**GOAL**
Which lines have the string "text"? Copy all of them from the entries below.

══ DATA LINES ══

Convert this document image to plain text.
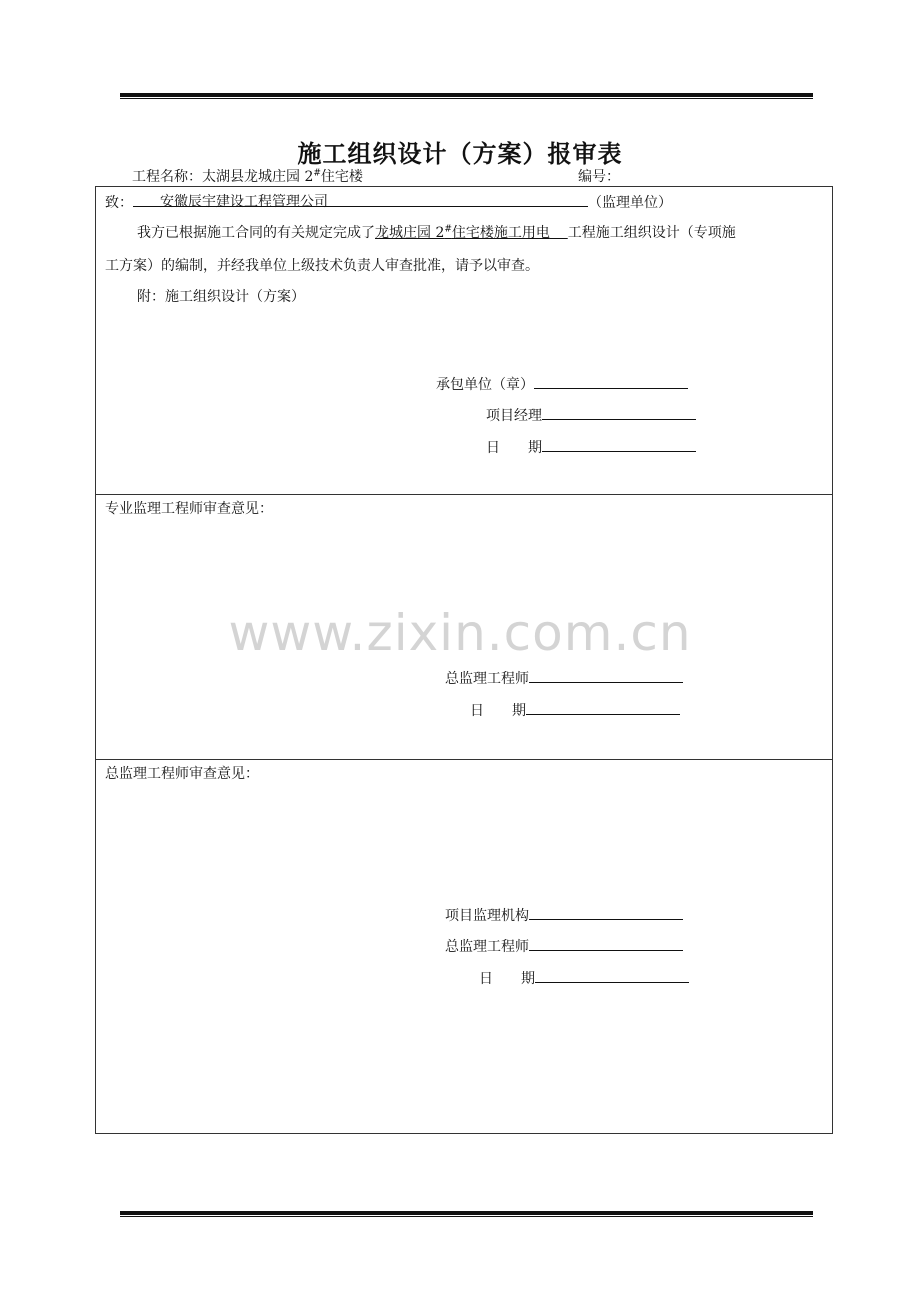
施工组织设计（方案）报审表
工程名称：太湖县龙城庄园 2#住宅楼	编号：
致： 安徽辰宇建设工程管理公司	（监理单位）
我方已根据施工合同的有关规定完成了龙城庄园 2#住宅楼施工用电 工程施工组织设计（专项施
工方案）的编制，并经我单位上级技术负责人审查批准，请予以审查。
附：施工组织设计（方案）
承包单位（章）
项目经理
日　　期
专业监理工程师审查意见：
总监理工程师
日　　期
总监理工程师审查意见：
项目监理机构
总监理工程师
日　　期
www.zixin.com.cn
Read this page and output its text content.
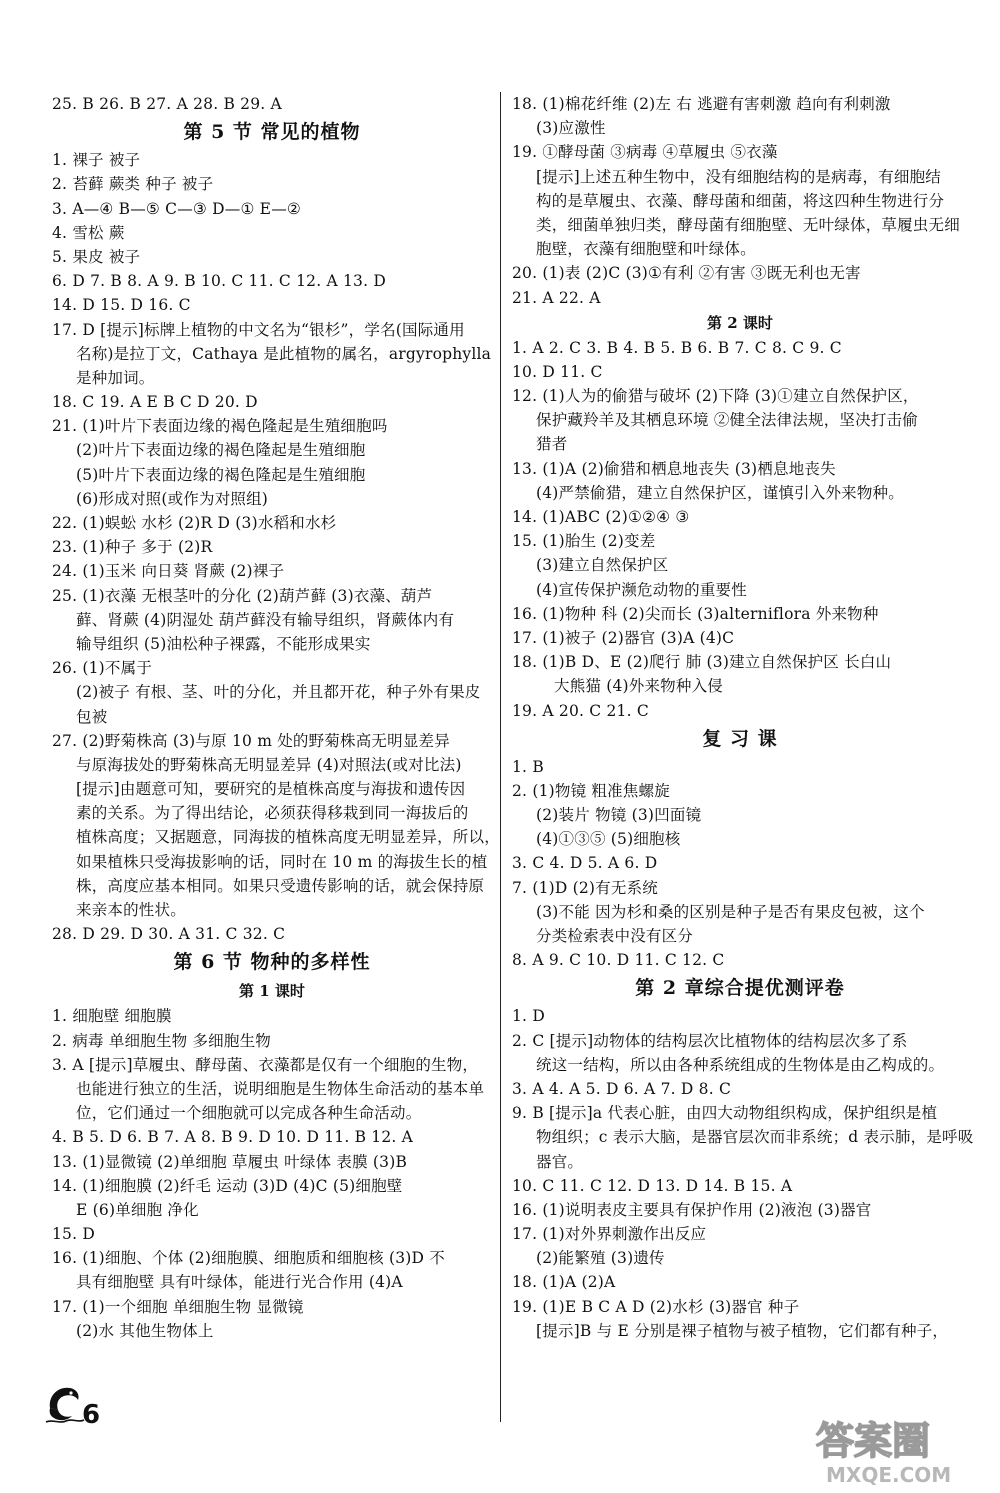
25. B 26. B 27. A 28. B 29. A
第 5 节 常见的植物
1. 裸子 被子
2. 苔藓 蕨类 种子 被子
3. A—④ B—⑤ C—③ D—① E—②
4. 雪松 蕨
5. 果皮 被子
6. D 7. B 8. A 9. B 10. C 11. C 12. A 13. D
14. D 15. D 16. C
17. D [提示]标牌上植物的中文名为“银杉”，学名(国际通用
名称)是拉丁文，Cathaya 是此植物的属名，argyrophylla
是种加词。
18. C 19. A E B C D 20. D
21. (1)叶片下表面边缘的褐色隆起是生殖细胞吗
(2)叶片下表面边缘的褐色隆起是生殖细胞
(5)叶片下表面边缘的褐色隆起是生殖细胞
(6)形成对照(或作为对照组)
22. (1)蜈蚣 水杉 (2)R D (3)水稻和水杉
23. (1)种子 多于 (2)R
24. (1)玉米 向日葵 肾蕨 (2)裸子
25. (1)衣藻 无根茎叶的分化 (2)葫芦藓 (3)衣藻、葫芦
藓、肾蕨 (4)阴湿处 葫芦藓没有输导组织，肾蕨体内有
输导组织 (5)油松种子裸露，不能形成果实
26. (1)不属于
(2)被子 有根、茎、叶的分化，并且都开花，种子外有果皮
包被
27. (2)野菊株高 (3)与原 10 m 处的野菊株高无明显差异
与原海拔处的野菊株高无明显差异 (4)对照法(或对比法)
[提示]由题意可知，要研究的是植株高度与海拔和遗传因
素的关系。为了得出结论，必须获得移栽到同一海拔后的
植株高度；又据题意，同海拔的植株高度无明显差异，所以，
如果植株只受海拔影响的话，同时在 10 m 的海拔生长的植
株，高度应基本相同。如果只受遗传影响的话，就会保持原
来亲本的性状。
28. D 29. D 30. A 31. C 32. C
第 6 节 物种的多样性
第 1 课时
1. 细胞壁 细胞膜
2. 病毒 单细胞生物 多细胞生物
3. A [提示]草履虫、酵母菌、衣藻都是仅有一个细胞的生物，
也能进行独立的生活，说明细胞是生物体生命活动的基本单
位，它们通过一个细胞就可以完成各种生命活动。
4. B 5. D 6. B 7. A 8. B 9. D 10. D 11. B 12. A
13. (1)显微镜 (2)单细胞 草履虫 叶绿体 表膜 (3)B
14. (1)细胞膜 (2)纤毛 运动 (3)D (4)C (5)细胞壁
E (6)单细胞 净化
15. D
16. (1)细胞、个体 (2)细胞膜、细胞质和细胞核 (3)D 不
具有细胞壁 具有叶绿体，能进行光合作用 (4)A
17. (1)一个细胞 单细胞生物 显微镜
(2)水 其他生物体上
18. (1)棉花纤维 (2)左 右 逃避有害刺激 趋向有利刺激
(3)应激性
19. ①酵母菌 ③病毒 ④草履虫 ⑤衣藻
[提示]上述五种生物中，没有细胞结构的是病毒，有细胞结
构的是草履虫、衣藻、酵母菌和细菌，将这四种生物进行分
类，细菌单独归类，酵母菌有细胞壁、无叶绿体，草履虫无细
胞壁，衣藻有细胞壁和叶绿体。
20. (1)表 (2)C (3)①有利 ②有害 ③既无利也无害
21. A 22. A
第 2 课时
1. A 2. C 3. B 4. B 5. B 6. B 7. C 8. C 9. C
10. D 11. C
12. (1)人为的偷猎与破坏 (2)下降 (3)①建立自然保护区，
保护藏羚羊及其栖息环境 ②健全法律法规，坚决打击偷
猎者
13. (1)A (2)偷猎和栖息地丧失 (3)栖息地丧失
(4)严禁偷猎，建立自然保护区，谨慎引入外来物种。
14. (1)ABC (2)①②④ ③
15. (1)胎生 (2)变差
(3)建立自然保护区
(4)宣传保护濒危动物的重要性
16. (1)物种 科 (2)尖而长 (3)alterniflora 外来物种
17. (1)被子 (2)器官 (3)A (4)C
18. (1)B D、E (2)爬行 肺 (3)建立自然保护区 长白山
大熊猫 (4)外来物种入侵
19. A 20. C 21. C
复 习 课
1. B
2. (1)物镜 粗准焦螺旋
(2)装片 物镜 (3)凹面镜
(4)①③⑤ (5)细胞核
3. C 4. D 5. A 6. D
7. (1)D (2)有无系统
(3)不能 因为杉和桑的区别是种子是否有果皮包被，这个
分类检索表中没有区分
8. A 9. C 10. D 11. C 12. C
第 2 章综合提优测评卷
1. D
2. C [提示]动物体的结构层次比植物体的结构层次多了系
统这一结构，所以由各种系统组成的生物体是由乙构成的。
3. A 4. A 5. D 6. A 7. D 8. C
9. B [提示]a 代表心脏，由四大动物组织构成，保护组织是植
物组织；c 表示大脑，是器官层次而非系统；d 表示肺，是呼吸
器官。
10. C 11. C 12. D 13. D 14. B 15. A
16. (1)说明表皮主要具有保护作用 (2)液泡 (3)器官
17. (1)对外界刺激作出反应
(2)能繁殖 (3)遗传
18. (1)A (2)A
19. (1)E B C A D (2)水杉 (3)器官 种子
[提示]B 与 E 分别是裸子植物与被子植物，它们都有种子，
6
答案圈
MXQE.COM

═══

**FINAL ANSWER**
Convert this document image to plain text.
Read this page and output its text content.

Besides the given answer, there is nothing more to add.